▸ **What the task asks**: Where a line holds the string "Bożego", return that line.

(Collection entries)
· · ·
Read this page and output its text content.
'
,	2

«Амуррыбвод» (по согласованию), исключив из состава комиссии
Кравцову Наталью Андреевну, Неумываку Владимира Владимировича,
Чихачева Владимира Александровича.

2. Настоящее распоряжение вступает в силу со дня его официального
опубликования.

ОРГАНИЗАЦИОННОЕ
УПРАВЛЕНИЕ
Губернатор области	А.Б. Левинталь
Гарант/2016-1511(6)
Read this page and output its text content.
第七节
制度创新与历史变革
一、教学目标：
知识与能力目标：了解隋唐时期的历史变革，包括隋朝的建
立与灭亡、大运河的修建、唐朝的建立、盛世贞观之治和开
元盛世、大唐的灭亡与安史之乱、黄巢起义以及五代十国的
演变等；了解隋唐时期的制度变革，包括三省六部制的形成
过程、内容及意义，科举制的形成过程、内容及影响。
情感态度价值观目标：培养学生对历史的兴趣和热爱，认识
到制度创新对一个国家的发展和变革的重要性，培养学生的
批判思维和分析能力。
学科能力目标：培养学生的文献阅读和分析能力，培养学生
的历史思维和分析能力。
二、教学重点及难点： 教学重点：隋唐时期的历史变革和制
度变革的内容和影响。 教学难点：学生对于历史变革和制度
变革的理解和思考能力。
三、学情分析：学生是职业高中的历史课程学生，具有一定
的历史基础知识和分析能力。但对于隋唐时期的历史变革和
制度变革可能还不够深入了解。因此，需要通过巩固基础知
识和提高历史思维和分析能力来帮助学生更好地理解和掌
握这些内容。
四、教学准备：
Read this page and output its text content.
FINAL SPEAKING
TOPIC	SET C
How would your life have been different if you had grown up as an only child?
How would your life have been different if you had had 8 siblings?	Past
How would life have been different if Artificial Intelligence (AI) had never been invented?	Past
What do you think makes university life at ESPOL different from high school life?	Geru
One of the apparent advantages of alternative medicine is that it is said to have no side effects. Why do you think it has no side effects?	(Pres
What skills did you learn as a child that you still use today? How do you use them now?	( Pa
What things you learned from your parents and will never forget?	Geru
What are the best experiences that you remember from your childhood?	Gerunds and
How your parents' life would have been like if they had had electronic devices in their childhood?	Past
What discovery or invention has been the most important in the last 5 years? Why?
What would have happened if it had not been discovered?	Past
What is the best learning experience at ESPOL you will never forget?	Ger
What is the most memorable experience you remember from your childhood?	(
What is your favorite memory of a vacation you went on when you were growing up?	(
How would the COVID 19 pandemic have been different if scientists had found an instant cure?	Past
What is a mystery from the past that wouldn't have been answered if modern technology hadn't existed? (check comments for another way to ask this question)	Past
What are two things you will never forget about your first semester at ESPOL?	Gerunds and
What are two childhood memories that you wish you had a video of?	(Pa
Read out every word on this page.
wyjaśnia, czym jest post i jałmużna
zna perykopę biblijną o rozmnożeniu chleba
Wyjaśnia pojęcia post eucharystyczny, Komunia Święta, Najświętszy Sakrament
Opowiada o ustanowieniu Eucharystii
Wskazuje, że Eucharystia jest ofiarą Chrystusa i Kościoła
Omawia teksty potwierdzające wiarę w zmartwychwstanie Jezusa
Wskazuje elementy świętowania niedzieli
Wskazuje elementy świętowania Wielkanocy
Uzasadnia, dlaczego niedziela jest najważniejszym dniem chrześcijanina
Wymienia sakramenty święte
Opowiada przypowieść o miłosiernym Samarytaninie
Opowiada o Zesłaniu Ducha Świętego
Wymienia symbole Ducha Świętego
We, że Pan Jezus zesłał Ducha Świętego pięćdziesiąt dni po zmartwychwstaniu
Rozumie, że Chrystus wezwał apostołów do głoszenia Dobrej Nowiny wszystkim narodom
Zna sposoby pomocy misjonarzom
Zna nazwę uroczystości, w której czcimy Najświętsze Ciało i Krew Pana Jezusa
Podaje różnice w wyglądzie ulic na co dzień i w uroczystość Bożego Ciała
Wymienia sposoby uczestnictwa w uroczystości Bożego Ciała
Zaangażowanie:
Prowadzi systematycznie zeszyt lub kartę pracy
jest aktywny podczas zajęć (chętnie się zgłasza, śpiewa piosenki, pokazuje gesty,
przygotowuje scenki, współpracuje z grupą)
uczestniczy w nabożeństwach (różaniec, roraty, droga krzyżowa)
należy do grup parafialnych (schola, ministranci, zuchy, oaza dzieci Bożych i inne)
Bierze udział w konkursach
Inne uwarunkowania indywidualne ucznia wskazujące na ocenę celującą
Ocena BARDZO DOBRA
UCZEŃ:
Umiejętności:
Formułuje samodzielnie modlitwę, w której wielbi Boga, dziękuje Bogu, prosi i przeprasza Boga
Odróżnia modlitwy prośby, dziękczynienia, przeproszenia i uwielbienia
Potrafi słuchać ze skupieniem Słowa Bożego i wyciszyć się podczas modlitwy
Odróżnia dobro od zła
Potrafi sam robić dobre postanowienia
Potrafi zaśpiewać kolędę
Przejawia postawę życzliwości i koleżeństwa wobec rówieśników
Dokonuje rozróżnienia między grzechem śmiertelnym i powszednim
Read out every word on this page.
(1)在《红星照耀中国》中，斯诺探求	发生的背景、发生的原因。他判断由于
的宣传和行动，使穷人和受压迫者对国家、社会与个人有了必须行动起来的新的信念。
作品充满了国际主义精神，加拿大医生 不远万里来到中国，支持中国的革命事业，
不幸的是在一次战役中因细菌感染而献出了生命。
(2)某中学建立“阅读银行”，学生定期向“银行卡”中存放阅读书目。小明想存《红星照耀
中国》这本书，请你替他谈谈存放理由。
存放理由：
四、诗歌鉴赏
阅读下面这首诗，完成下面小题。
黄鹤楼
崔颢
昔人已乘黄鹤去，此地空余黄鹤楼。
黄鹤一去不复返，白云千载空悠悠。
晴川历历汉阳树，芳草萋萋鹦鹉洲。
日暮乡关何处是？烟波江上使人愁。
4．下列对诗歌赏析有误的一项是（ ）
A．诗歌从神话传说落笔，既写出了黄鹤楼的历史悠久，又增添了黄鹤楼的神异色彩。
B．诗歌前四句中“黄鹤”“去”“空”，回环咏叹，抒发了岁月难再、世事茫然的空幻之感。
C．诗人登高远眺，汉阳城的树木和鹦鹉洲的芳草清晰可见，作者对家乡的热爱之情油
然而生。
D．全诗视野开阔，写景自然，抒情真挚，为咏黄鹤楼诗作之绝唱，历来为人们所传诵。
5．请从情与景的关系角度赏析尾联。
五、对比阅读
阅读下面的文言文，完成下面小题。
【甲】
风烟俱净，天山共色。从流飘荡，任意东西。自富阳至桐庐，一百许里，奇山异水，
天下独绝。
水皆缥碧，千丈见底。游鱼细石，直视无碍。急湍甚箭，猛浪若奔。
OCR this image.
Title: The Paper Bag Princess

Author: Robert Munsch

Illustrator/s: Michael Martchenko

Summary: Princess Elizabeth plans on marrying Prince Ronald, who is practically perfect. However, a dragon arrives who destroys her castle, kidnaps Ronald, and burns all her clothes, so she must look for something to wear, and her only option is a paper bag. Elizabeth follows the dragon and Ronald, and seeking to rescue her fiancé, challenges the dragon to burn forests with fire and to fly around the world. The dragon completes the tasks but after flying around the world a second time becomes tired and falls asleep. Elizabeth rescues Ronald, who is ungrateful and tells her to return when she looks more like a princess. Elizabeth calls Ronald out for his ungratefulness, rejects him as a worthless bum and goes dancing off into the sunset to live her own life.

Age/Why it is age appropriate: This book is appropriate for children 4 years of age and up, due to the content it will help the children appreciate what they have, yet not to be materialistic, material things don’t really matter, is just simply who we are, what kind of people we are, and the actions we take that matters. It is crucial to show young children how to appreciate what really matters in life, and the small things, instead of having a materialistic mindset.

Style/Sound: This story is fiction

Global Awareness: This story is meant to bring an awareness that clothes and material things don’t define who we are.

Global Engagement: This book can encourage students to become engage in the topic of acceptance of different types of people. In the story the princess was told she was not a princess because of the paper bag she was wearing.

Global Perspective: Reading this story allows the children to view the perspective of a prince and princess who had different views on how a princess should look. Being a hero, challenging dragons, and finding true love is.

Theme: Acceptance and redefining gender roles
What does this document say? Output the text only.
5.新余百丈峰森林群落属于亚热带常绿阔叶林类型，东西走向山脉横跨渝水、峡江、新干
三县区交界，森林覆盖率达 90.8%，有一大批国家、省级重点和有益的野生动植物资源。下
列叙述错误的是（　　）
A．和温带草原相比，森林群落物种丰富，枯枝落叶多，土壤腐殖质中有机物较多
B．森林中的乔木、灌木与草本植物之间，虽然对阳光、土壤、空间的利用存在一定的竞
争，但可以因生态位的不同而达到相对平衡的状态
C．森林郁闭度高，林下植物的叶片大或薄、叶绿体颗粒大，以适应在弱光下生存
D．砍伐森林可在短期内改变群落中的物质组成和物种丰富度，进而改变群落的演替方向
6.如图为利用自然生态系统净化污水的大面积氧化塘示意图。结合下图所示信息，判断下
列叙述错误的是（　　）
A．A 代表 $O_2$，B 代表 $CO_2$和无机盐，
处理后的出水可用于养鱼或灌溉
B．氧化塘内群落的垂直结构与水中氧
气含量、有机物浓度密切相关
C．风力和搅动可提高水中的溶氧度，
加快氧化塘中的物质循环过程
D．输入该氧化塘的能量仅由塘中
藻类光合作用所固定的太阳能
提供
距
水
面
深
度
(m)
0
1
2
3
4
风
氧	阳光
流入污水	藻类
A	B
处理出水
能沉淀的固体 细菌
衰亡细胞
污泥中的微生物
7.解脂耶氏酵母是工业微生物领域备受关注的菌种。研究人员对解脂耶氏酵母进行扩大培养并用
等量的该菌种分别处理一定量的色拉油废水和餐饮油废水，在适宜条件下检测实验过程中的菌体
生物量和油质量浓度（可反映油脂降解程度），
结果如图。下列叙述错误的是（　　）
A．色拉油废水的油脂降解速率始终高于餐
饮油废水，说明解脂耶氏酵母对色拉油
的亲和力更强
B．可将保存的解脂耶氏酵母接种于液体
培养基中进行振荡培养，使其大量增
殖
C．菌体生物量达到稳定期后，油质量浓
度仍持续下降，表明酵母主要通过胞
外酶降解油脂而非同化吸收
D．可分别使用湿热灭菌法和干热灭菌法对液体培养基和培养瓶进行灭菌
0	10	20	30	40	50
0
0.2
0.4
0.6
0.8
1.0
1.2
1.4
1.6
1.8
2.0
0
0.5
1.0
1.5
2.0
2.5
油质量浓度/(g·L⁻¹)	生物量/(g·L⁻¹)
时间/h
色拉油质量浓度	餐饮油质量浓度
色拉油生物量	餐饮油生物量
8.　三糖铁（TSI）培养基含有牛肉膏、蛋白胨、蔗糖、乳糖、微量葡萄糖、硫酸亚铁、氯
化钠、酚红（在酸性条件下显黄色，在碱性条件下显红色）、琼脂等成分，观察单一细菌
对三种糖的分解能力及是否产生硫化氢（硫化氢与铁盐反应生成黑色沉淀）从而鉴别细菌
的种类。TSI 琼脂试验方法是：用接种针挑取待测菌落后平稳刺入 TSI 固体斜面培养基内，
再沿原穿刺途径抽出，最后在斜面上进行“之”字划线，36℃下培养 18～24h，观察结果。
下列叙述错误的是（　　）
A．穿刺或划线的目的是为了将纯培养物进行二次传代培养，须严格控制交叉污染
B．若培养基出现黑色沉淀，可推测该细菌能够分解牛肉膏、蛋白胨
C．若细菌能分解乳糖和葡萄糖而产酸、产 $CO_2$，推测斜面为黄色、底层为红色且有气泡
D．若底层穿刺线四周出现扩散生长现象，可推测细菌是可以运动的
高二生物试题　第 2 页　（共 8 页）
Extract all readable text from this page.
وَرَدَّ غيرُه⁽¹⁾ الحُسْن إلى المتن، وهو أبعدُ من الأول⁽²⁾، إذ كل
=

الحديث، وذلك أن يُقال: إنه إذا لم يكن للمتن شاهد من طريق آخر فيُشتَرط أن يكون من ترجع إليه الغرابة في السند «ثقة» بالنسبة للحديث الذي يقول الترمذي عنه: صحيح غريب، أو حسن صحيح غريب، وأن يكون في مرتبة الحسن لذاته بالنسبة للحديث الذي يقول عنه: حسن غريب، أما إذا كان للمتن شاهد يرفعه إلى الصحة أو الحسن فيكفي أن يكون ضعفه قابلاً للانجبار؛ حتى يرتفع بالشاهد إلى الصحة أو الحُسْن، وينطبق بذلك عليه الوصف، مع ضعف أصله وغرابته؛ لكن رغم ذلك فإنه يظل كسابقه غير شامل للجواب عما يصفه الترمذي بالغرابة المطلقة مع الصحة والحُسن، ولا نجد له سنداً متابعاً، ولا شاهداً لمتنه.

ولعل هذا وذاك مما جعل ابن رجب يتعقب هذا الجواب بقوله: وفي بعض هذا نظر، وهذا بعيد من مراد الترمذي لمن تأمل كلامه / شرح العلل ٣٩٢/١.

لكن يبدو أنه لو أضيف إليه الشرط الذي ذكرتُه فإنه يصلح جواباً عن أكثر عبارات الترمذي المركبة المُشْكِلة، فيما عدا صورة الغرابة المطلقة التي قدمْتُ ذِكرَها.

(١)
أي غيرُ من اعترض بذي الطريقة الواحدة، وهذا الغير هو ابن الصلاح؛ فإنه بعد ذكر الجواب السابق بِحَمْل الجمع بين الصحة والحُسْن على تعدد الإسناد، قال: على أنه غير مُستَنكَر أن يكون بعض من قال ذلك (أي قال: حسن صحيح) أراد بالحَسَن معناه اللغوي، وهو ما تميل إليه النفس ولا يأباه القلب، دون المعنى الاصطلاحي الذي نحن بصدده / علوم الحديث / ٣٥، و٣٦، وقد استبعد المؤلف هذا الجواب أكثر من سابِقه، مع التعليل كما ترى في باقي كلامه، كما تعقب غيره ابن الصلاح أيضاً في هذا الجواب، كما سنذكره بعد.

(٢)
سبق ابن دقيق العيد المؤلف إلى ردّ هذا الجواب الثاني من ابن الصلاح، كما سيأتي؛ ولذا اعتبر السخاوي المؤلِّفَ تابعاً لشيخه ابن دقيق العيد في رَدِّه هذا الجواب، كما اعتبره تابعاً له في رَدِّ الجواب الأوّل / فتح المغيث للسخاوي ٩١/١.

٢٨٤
· · ·
▸ **Solved problem**:
Podaje różnice w wyglądzie ulic na co dzień i w uroczystość Bożego Ciała
Wymienia sposoby uczestnictwa w uroczystości Bożego Ciała
Potrafi słuchać ze skupieniem Słowa Bożego i wyciszyć się podczas modlitwy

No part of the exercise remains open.